(Dataset entries)
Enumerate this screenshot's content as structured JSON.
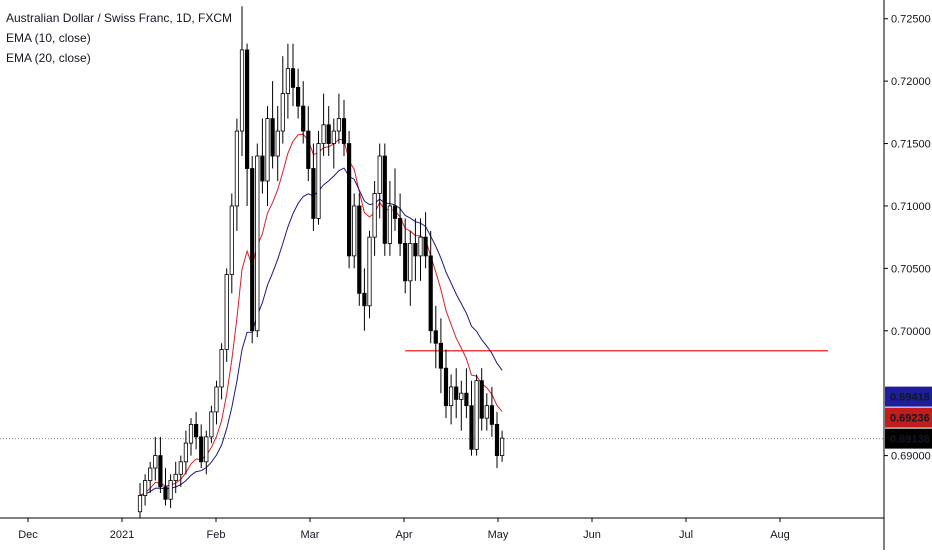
{
  "legend": {
    "title": "Australian Dollar / Swiss Franc, 1D, FXCM",
    "ema10": "EMA (10, close)",
    "ema20": "EMA (20, close)"
  },
  "chart_data": {
    "type": "candlestick",
    "symbol": "AUDCHF",
    "ylim": [
      0.685,
      0.7265
    ],
    "y_ticks": [
      "0.72500",
      "0.72000",
      "0.71500",
      "0.71000",
      "0.70500",
      "0.70000",
      "0.69000"
    ],
    "x_ticks": [
      "Dec",
      "2021",
      "Feb",
      "Mar",
      "Apr",
      "May",
      "Jun",
      "Jul",
      "Aug"
    ],
    "candles": [
      [
        0.6855,
        0.6878,
        0.685,
        0.6868
      ],
      [
        0.6868,
        0.6885,
        0.686,
        0.688
      ],
      [
        0.688,
        0.6895,
        0.687,
        0.689
      ],
      [
        0.689,
        0.6915,
        0.688,
        0.69
      ],
      [
        0.69,
        0.6915,
        0.687,
        0.6875
      ],
      [
        0.6875,
        0.689,
        0.686,
        0.6865
      ],
      [
        0.6865,
        0.6885,
        0.6858,
        0.688
      ],
      [
        0.688,
        0.6895,
        0.687,
        0.6885
      ],
      [
        0.6885,
        0.69,
        0.6875,
        0.6895
      ],
      [
        0.6895,
        0.692,
        0.6885,
        0.691
      ],
      [
        0.691,
        0.693,
        0.69,
        0.6925
      ],
      [
        0.6925,
        0.6935,
        0.6905,
        0.6915
      ],
      [
        0.6915,
        0.6925,
        0.689,
        0.6895
      ],
      [
        0.6895,
        0.692,
        0.6885,
        0.6915
      ],
      [
        0.6915,
        0.694,
        0.691,
        0.6935
      ],
      [
        0.6935,
        0.696,
        0.6925,
        0.6955
      ],
      [
        0.6955,
        0.699,
        0.6945,
        0.6985
      ],
      [
        0.6985,
        0.705,
        0.6975,
        0.7045
      ],
      [
        0.7045,
        0.711,
        0.703,
        0.71
      ],
      [
        0.71,
        0.717,
        0.708,
        0.716
      ],
      [
        0.716,
        0.726,
        0.714,
        0.7225
      ],
      [
        0.7225,
        0.723,
        0.71,
        0.713
      ],
      [
        0.713,
        0.714,
        0.699,
        0.7
      ],
      [
        0.7,
        0.715,
        0.6995,
        0.714
      ],
      [
        0.714,
        0.717,
        0.711,
        0.712
      ],
      [
        0.712,
        0.718,
        0.71,
        0.717
      ],
      [
        0.717,
        0.72,
        0.713,
        0.714
      ],
      [
        0.714,
        0.718,
        0.712,
        0.716
      ],
      [
        0.716,
        0.722,
        0.715,
        0.719
      ],
      [
        0.719,
        0.723,
        0.717,
        0.721
      ],
      [
        0.721,
        0.723,
        0.718,
        0.7195
      ],
      [
        0.7195,
        0.721,
        0.717,
        0.718
      ],
      [
        0.718,
        0.72,
        0.715,
        0.716
      ],
      [
        0.716,
        0.718,
        0.712,
        0.713
      ],
      [
        0.713,
        0.715,
        0.708,
        0.709
      ],
      [
        0.709,
        0.716,
        0.7085,
        0.715
      ],
      [
        0.715,
        0.719,
        0.714,
        0.7165
      ],
      [
        0.7165,
        0.718,
        0.714,
        0.715
      ],
      [
        0.715,
        0.717,
        0.713,
        0.716
      ],
      [
        0.716,
        0.719,
        0.715,
        0.717
      ],
      [
        0.717,
        0.7185,
        0.714,
        0.715
      ],
      [
        0.715,
        0.716,
        0.705,
        0.706
      ],
      [
        0.706,
        0.711,
        0.705,
        0.71
      ],
      [
        0.71,
        0.711,
        0.702,
        0.703
      ],
      [
        0.703,
        0.705,
        0.7,
        0.702
      ],
      [
        0.702,
        0.708,
        0.701,
        0.7075
      ],
      [
        0.7075,
        0.712,
        0.706,
        0.711
      ],
      [
        0.711,
        0.715,
        0.709,
        0.714
      ],
      [
        0.714,
        0.715,
        0.706,
        0.707
      ],
      [
        0.707,
        0.712,
        0.706,
        0.71
      ],
      [
        0.71,
        0.713,
        0.708,
        0.709
      ],
      [
        0.709,
        0.711,
        0.706,
        0.707
      ],
      [
        0.707,
        0.709,
        0.703,
        0.704
      ],
      [
        0.704,
        0.708,
        0.702,
        0.707
      ],
      [
        0.707,
        0.709,
        0.704,
        0.706
      ],
      [
        0.706,
        0.709,
        0.704,
        0.7075
      ],
      [
        0.7075,
        0.7095,
        0.705,
        0.706
      ],
      [
        0.706,
        0.708,
        0.699,
        0.7
      ],
      [
        0.7,
        0.702,
        0.697,
        0.699
      ],
      [
        0.699,
        0.701,
        0.695,
        0.697
      ],
      [
        0.697,
        0.6985,
        0.693,
        0.694
      ],
      [
        0.694,
        0.6965,
        0.6925,
        0.6955
      ],
      [
        0.6955,
        0.697,
        0.693,
        0.6945
      ],
      [
        0.6945,
        0.696,
        0.692,
        0.695
      ],
      [
        0.695,
        0.697,
        0.693,
        0.694
      ],
      [
        0.694,
        0.696,
        0.69,
        0.6905
      ],
      [
        0.6905,
        0.6965,
        0.69,
        0.696
      ],
      [
        0.696,
        0.697,
        0.692,
        0.693
      ],
      [
        0.693,
        0.695,
        0.692,
        0.694
      ],
      [
        0.694,
        0.6955,
        0.6915,
        0.6925
      ],
      [
        0.6925,
        0.6935,
        0.689,
        0.69
      ],
      [
        0.69,
        0.692,
        0.6895,
        0.6914
      ]
    ],
    "series": [
      {
        "name": "EMA (10, close)",
        "color": "#e31b23"
      },
      {
        "name": "EMA (20, close)",
        "color": "#1a1a80"
      }
    ],
    "hline": {
      "value": 0.6984,
      "color": "#f04040"
    },
    "crosshair_value": 0.69136,
    "price_labels": [
      {
        "text": "0.69418",
        "value": 0.69418,
        "color": "#1e1e9c"
      },
      {
        "text": "0.69236",
        "value": 0.69236,
        "color": "#c21d1d"
      },
      {
        "text": "0.69136",
        "value": 0.69136,
        "color": "#000000"
      }
    ],
    "colors": {
      "up": "#ffffff",
      "down": "#000000",
      "wick": "#000000",
      "axis_text": "#131722"
    }
  }
}
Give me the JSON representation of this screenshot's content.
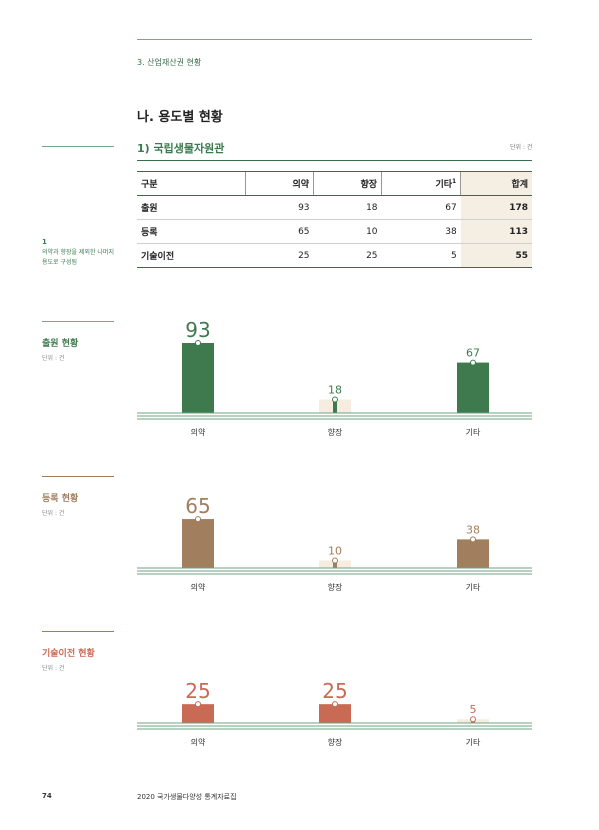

◆ GIVEN EXERCISE ◆
Tally up how many lines in the preceding listing contain the word "close". Give nothing but the number.

◆ SOLUTION TO THIS TASK ◆
4